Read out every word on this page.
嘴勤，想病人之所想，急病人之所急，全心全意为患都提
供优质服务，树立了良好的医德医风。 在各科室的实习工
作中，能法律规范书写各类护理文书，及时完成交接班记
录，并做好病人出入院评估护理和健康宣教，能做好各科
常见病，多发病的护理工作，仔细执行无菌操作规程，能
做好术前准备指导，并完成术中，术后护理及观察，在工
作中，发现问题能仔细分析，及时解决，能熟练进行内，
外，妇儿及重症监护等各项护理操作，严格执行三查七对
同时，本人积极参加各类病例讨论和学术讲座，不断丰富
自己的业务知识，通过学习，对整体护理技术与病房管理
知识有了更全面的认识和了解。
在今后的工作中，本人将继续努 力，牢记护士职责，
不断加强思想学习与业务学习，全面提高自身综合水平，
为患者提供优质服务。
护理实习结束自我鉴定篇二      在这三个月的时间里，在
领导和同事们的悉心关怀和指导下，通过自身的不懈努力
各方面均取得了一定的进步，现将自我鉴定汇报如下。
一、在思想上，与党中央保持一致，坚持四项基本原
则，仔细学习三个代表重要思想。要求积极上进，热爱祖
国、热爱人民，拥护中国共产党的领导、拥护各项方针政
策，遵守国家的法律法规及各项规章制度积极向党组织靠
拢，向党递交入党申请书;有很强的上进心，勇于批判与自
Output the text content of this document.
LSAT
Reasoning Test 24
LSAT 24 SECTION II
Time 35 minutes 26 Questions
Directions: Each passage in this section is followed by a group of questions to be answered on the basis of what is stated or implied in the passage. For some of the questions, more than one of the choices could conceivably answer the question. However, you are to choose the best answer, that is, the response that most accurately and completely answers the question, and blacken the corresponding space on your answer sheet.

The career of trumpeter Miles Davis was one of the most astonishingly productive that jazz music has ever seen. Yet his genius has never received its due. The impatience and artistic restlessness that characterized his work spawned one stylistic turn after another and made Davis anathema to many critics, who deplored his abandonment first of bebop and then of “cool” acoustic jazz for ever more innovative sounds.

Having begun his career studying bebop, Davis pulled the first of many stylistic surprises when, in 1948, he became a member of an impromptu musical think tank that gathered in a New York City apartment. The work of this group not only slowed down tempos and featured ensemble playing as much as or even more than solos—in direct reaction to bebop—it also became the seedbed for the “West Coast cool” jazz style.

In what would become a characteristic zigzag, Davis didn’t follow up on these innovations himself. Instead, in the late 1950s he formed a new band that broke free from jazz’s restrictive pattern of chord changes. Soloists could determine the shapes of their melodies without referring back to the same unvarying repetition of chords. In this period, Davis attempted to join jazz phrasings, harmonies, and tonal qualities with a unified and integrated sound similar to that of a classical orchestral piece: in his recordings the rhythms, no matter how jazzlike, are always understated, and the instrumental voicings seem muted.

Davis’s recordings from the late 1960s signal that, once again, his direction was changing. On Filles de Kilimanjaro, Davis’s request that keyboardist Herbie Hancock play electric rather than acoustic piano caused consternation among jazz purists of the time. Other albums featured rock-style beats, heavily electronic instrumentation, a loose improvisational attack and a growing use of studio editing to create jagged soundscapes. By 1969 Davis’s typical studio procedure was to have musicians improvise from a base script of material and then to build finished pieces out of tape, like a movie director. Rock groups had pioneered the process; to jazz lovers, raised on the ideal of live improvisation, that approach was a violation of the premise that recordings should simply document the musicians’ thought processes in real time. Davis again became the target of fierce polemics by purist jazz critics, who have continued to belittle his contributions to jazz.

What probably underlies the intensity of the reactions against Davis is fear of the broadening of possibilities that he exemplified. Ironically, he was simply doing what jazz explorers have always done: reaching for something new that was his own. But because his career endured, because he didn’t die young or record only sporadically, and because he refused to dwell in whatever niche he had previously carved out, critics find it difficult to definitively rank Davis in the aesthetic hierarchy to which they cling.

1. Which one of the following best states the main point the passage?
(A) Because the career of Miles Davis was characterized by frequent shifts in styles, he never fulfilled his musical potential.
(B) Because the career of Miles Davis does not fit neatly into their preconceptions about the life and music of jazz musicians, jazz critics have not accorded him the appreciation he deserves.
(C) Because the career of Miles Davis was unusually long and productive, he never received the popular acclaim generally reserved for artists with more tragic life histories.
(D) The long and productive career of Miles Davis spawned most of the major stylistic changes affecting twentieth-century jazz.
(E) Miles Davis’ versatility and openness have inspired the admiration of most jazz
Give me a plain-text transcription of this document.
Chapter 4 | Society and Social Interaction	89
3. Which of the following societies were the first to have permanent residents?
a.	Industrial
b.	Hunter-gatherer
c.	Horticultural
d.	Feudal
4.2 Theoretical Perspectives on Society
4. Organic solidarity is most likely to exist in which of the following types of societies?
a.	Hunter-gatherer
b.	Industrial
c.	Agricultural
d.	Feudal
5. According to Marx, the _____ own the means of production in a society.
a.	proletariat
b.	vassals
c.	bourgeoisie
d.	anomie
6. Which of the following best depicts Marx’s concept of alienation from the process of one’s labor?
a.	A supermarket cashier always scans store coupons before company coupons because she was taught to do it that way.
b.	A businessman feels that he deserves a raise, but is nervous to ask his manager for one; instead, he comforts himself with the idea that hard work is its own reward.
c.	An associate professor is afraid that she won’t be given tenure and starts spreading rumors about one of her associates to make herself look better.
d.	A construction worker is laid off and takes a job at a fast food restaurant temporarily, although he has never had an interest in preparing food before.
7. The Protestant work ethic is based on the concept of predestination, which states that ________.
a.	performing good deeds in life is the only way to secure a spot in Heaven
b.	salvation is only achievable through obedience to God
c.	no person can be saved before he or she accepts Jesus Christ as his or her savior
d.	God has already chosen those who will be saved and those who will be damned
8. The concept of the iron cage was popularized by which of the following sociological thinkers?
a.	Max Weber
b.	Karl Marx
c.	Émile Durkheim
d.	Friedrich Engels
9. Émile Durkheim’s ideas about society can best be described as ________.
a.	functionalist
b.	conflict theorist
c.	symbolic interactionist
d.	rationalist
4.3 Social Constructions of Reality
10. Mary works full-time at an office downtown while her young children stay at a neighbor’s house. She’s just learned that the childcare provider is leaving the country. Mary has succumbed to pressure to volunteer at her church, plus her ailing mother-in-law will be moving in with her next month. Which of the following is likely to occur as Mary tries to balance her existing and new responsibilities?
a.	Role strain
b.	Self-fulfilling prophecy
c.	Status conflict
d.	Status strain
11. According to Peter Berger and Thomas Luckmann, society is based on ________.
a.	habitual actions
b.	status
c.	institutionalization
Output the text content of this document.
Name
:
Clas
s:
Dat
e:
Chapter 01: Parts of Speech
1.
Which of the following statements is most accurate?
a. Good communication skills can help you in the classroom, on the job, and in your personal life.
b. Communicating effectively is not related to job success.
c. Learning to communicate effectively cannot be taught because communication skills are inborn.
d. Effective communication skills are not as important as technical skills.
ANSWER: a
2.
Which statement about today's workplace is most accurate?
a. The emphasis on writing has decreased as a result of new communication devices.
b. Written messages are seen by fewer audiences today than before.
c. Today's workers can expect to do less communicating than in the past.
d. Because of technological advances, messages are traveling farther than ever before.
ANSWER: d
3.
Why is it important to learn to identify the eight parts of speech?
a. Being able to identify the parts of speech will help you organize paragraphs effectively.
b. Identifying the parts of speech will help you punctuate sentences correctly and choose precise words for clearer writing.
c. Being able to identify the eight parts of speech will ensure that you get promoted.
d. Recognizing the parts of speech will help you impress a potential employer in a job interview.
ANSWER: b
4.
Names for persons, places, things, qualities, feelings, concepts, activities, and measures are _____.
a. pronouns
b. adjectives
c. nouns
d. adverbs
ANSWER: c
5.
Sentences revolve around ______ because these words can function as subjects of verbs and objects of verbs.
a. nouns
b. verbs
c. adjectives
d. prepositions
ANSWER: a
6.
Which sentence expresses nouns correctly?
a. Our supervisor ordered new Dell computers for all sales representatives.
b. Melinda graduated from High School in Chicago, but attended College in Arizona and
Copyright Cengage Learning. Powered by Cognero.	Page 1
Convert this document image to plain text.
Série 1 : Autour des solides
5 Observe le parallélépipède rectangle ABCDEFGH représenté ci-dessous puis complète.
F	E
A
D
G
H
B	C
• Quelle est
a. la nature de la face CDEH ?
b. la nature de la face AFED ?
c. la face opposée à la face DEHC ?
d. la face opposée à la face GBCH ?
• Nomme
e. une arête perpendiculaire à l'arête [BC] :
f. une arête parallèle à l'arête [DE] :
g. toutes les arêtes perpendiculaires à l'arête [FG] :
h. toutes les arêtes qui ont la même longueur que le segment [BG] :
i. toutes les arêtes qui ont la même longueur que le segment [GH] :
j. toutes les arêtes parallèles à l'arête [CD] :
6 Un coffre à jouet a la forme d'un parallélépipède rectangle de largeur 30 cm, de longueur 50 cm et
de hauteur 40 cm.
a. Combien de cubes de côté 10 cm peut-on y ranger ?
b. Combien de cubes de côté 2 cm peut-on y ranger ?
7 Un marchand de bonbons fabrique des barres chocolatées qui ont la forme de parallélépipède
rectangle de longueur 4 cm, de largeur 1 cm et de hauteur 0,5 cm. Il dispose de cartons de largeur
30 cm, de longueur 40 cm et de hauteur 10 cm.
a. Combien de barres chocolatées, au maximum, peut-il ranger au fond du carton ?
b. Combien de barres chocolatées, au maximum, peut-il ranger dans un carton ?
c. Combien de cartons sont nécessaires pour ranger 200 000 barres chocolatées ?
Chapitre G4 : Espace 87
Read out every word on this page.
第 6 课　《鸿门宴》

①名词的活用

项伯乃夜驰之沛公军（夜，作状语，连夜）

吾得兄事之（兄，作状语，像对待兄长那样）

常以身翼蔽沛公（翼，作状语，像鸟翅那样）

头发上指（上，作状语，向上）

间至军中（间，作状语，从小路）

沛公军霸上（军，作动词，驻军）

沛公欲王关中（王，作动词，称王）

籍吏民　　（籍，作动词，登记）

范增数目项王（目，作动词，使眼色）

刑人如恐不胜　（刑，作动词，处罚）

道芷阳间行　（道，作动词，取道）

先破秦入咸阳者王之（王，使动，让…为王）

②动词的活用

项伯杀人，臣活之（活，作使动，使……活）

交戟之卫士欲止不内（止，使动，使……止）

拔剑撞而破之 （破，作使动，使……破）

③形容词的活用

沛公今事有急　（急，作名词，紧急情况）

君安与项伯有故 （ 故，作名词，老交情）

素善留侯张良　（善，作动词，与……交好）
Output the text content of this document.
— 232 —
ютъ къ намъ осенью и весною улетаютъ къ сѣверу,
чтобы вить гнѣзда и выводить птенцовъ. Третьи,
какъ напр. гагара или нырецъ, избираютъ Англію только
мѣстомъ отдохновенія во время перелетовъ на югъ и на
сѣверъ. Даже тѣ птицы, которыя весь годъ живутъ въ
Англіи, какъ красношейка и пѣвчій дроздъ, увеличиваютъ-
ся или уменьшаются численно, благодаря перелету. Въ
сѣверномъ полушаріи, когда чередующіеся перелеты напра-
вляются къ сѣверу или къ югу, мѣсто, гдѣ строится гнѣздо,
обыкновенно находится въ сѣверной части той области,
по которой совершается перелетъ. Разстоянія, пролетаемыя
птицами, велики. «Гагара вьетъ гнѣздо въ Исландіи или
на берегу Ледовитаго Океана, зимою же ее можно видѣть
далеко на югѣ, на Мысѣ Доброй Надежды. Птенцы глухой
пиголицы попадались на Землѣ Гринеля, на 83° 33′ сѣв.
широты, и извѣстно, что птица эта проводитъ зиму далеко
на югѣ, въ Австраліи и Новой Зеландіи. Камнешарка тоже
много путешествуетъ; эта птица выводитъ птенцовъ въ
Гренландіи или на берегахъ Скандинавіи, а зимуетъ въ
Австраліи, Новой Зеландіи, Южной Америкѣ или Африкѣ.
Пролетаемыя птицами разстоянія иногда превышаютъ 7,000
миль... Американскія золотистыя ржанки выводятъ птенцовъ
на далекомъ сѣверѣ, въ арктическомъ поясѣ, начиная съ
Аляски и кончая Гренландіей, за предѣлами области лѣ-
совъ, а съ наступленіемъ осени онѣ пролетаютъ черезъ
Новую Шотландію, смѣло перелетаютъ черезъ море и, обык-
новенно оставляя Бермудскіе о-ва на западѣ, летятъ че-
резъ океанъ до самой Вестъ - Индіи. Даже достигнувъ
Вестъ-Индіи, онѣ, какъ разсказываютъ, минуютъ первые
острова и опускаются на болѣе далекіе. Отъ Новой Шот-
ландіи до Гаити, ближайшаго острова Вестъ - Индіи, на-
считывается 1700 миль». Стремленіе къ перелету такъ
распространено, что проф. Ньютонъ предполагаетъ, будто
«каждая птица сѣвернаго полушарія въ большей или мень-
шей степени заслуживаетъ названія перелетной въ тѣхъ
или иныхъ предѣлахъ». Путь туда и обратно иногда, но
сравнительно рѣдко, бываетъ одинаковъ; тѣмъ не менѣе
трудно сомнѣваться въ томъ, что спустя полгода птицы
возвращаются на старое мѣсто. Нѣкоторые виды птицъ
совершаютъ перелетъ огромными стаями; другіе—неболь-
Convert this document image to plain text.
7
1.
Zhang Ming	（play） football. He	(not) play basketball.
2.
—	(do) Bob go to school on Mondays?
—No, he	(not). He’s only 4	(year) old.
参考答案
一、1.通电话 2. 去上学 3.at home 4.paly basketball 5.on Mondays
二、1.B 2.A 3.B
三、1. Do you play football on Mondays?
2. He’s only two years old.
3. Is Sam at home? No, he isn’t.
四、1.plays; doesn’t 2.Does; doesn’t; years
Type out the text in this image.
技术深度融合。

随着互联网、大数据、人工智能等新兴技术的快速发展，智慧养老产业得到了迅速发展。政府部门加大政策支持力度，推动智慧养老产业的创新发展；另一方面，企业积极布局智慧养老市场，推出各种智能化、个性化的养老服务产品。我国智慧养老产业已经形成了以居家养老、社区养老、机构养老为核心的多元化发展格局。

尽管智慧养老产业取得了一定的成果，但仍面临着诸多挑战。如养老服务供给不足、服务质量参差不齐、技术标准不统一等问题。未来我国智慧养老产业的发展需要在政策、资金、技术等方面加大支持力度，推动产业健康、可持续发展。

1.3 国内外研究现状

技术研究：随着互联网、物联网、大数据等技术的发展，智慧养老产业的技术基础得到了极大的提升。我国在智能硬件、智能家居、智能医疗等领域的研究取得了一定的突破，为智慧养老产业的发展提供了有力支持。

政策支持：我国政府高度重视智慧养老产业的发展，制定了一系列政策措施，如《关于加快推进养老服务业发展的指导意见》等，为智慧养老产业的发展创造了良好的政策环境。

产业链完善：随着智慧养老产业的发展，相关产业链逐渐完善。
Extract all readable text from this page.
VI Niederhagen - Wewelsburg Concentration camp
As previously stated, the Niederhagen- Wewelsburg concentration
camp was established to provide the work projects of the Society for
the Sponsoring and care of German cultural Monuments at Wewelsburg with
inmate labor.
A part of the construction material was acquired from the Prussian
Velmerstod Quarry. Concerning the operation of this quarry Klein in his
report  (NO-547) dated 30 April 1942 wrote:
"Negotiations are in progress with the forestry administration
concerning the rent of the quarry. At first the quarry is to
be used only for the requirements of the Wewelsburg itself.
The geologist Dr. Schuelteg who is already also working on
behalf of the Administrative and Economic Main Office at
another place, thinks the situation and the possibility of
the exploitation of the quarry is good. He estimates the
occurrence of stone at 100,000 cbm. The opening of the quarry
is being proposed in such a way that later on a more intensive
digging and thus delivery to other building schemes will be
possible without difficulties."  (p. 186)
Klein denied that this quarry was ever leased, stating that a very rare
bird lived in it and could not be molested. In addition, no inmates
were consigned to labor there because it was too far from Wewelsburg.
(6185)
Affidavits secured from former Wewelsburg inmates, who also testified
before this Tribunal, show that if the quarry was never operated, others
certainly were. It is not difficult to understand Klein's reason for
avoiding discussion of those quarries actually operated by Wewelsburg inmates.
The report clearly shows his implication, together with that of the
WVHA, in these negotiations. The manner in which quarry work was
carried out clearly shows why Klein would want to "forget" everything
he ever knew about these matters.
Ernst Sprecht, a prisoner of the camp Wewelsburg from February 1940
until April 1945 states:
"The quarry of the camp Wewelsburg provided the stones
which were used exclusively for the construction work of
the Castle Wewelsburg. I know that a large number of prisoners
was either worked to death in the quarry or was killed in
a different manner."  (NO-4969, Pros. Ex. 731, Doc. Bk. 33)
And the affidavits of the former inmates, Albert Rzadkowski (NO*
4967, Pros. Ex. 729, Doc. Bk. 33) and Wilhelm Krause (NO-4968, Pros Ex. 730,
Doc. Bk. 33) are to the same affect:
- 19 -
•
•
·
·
##########
OBJECTIVE:
Where a line of the data holds "correctly", show that line.

WRITTEN ANSWER:
b. Identifying the parts of speech will help you punctuate sentences correctly and choose precise words for clearer writing.
Which sentence expresses nouns correctly?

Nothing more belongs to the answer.